YOUR GOAL: The records below are to be set down again exactly, with the pictures left out.
----
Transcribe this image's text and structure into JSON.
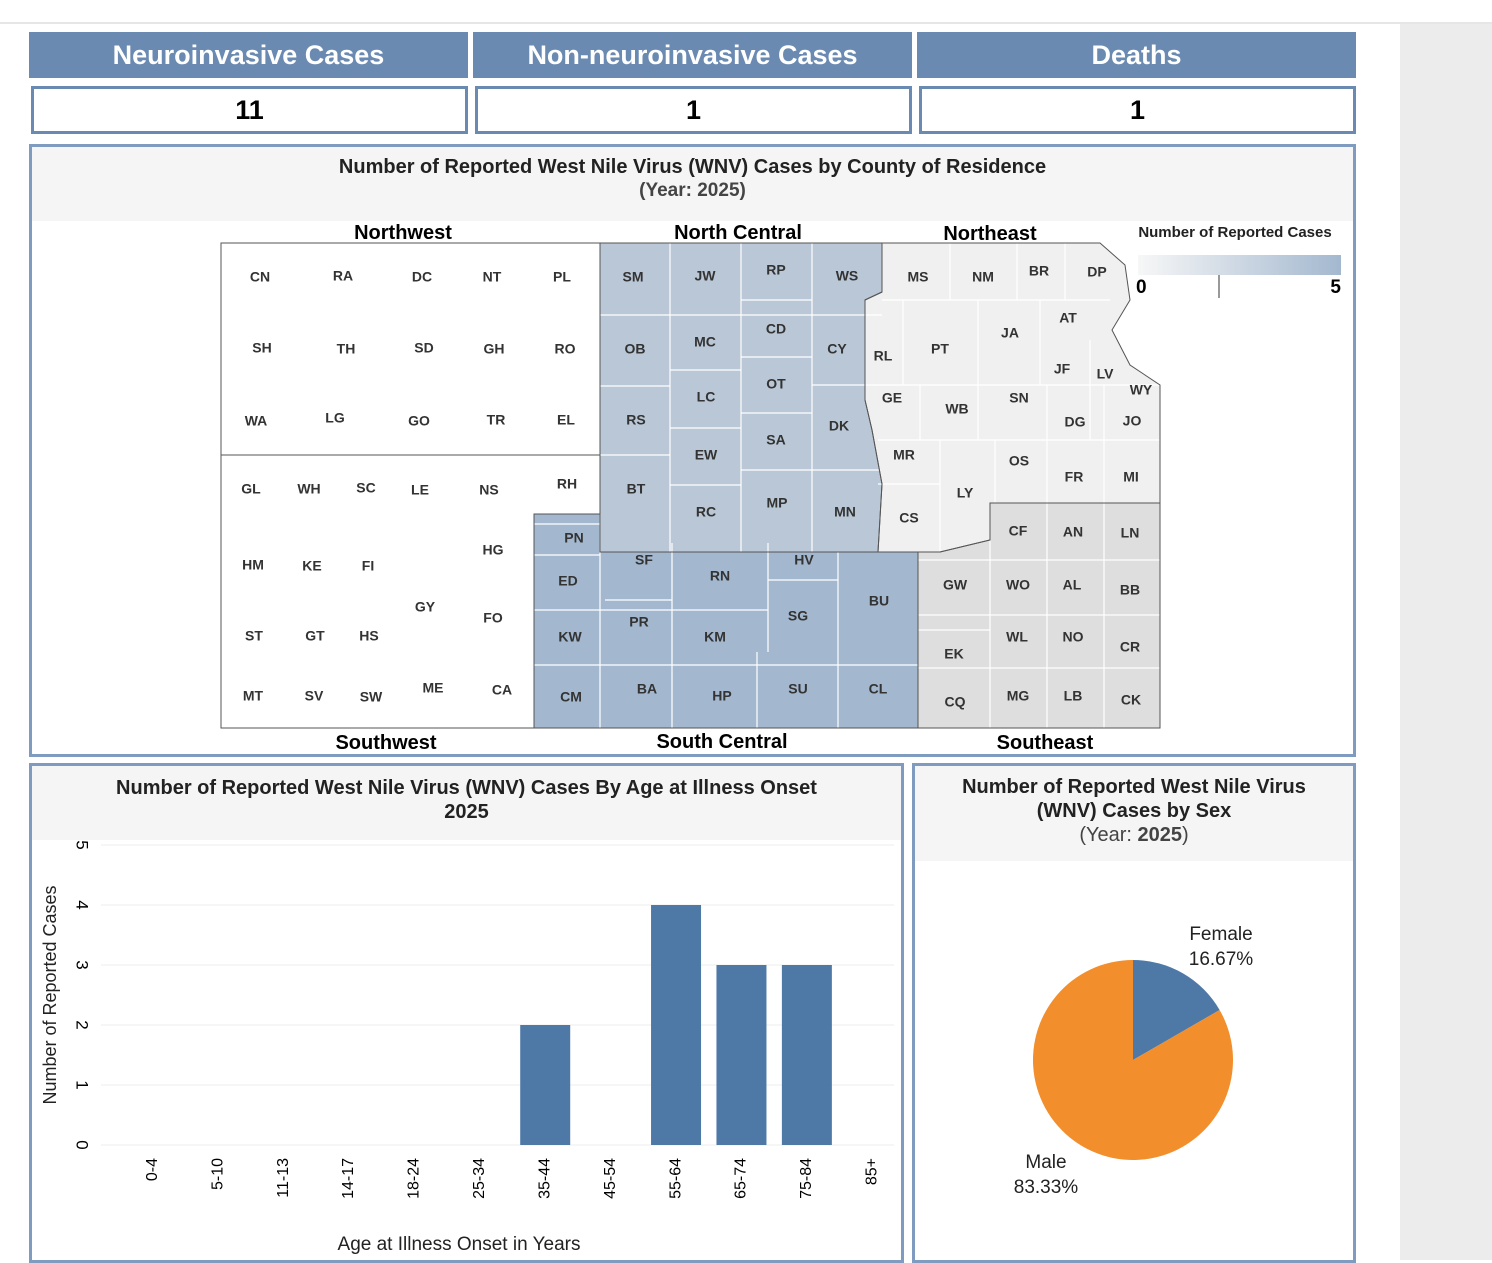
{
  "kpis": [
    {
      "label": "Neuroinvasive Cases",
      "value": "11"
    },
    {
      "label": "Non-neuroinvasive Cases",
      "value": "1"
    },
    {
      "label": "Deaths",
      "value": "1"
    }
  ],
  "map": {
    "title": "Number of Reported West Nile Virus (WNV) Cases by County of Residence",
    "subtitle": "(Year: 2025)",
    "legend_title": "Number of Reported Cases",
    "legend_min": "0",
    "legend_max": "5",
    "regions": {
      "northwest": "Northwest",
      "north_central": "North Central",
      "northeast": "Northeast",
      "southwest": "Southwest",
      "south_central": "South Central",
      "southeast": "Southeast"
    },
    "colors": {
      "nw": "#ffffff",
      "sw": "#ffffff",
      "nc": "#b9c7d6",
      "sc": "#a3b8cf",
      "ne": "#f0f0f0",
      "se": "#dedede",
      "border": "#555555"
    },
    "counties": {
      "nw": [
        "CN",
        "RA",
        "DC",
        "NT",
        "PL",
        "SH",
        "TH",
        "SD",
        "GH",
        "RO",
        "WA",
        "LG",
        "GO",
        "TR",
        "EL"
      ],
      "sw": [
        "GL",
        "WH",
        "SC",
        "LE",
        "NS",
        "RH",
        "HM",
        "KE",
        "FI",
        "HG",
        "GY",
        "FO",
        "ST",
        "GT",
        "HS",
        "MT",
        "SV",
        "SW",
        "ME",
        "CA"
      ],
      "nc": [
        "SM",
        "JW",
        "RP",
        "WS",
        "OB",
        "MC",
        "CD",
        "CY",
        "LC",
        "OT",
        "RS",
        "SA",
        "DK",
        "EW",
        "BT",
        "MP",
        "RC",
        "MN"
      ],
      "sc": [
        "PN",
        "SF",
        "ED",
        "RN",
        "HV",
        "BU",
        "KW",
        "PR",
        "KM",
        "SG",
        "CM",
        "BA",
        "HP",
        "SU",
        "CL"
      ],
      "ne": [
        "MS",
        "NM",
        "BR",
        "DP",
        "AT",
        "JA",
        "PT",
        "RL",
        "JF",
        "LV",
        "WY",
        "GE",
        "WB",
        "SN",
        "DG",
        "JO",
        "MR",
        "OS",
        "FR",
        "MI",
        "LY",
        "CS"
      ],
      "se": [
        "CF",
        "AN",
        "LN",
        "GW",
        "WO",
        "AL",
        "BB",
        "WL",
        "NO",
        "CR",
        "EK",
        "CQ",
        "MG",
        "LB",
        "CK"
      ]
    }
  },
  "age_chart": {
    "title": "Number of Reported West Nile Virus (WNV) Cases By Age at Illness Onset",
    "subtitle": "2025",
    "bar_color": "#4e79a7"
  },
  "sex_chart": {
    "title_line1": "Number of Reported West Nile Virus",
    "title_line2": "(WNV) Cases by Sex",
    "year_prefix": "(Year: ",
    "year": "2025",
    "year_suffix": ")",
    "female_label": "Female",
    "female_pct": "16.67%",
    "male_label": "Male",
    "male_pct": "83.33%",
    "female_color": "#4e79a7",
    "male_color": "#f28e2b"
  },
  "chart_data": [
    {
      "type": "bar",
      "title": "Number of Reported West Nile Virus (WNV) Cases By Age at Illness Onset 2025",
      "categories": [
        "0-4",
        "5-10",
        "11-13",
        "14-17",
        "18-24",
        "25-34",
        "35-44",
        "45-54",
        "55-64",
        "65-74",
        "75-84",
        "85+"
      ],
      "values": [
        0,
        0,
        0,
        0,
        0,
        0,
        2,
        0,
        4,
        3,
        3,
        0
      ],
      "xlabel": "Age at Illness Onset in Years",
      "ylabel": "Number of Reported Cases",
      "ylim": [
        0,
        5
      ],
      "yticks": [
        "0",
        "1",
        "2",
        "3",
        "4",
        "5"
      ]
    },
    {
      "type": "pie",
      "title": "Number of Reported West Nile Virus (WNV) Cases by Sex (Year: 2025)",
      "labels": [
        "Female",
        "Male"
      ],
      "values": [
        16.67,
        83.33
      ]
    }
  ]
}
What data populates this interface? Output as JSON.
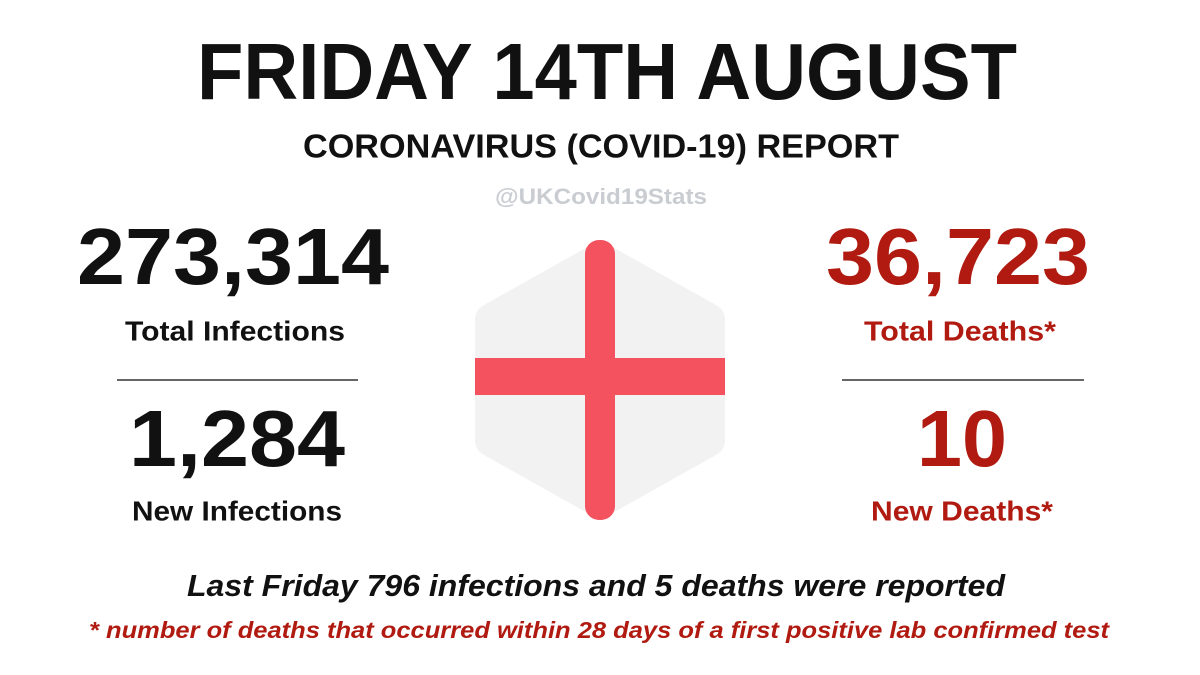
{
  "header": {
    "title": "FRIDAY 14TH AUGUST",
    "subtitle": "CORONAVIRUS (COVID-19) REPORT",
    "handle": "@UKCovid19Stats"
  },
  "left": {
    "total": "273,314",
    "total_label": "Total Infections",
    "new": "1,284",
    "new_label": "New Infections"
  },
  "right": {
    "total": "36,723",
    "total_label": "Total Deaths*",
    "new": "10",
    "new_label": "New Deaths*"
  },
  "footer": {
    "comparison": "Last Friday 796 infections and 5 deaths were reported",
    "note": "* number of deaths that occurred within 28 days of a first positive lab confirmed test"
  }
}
----
RESPONSE AREA:
Transcribe this image's text and structure into JSON.
{
  "kpis": [
    {
      "label": "Neuroinvasive Cases",
      "value": "11"
    },
    {
      "label": "Non-neuroinvasive Cases",
      "value": "1"
    },
    {
      "label": "Deaths",
      "value": "1"
    }
  ],
  "map": {
    "title": "Number of Reported West Nile Virus (WNV) Cases by County of Residence",
    "subtitle": "(Year: 2025)",
    "legend_title": "Number of Reported Cases",
    "legend_min": "0",
    "legend_max": "5",
    "regions": {
      "northwest": "Northwest",
      "north_central": "North Central",
      "northeast": "Northeast",
      "southwest": "Southwest",
      "south_central": "South Central",
      "southeast": "Southeast"
    },
    "colors": {
      "nw": "#ffffff",
      "sw": "#ffffff",
      "nc": "#b9c7d6",
      "sc": "#a3b8cf",
      "ne": "#f0f0f0",
      "se": "#dedede",
      "border": "#555555"
    },
    "counties": {
      "nw": [
        "CN",
        "RA",
        "DC",
        "NT",
        "PL",
        "SH",
        "TH",
        "SD",
        "GH",
        "RO",
        "WA",
        "LG",
        "GO",
        "TR",
        "EL"
      ],
      "sw": [
        "GL",
        "WH",
        "SC",
        "LE",
        "NS",
        "RH",
        "HM",
        "KE",
        "FI",
        "HG",
        "GY",
        "FO",
        "ST",
        "GT",
        "HS",
        "MT",
        "SV",
        "SW",
        "ME",
        "CA"
      ],
      "nc": [
        "SM",
        "JW",
        "RP",
        "WS",
        "OB",
        "MC",
        "CD",
        "CY",
        "LC",
        "OT",
        "RS",
        "SA",
        "DK",
        "EW",
        "BT",
        "MP",
        "RC",
        "MN"
      ],
      "sc": [
        "PN",
        "SF",
        "ED",
        "RN",
        "HV",
        "BU",
        "KW",
        "PR",
        "KM",
        "SG",
        "CM",
        "BA",
        "HP",
        "SU",
        "CL"
      ],
      "ne": [
        "MS",
        "NM",
        "BR",
        "DP",
        "AT",
        "JA",
        "PT",
        "RL",
        "JF",
        "LV",
        "WY",
        "GE",
        "WB",
        "SN",
        "DG",
        "JO",
        "MR",
        "OS",
        "FR",
        "MI",
        "LY",
        "CS"
      ],
      "se": [
        "CF",
        "AN",
        "LN",
        "GW",
        "WO",
        "AL",
        "BB",
        "WL",
        "NO",
        "CR",
        "EK",
        "CQ",
        "MG",
        "LB",
        "CK"
      ]
    }
  },
  "age_chart": {
    "title": "Number of Reported West Nile Virus (WNV) Cases By Age at Illness Onset",
    "subtitle": "2025",
    "bar_color": "#4e79a7"
  },
  "sex_chart": {
    "title_line1": "Number of Reported West Nile Virus",
    "title_line2": "(WNV) Cases by Sex",
    "year_prefix": "(Year: ",
    "year": "2025",
    "year_suffix": ")",
    "female_label": "Female",
    "female_pct": "16.67%",
    "male_label": "Male",
    "male_pct": "83.33%",
    "female_color": "#4e79a7",
    "male_color": "#f28e2b"
  },
  "chart_data": [
    {
      "type": "bar",
      "title": "Number of Reported West Nile Virus (WNV) Cases By Age at Illness Onset 2025",
      "categories": [
        "0-4",
        "5-10",
        "11-13",
        "14-17",
        "18-24",
        "25-34",
        "35-44",
        "45-54",
        "55-64",
        "65-74",
        "75-84",
        "85+"
      ],
      "values": [
        0,
        0,
        0,
        0,
        0,
        0,
        2,
        0,
        4,
        3,
        3,
        0
      ],
      "xlabel": "Age at Illness Onset in Years",
      "ylabel": "Number of Reported Cases",
      "ylim": [
        0,
        5
      ],
      "yticks": [
        "0",
        "1",
        "2",
        "3",
        "4",
        "5"
      ]
    },
    {
      "type": "pie",
      "title": "Number of Reported West Nile Virus (WNV) Cases by Sex (Year: 2025)",
      "labels": [
        "Female",
        "Male"
      ],
      "values": [
        16.67,
        83.33
      ]
    }
  ]
}
What data populates this interface? Output as JSON.
{
  "header": {
    "title": "FRIDAY 14TH AUGUST",
    "subtitle": "CORONAVIRUS (COVID-19) REPORT",
    "handle": "@UKCovid19Stats"
  },
  "left": {
    "total": "273,314",
    "total_label": "Total Infections",
    "new": "1,284",
    "new_label": "New Infections"
  },
  "right": {
    "total": "36,723",
    "total_label": "Total Deaths*",
    "new": "10",
    "new_label": "New Deaths*"
  },
  "footer": {
    "comparison": "Last Friday 796 infections and 5 deaths were reported",
    "note": "* number of deaths that occurred within 28 days of a first positive lab confirmed test"
  }
}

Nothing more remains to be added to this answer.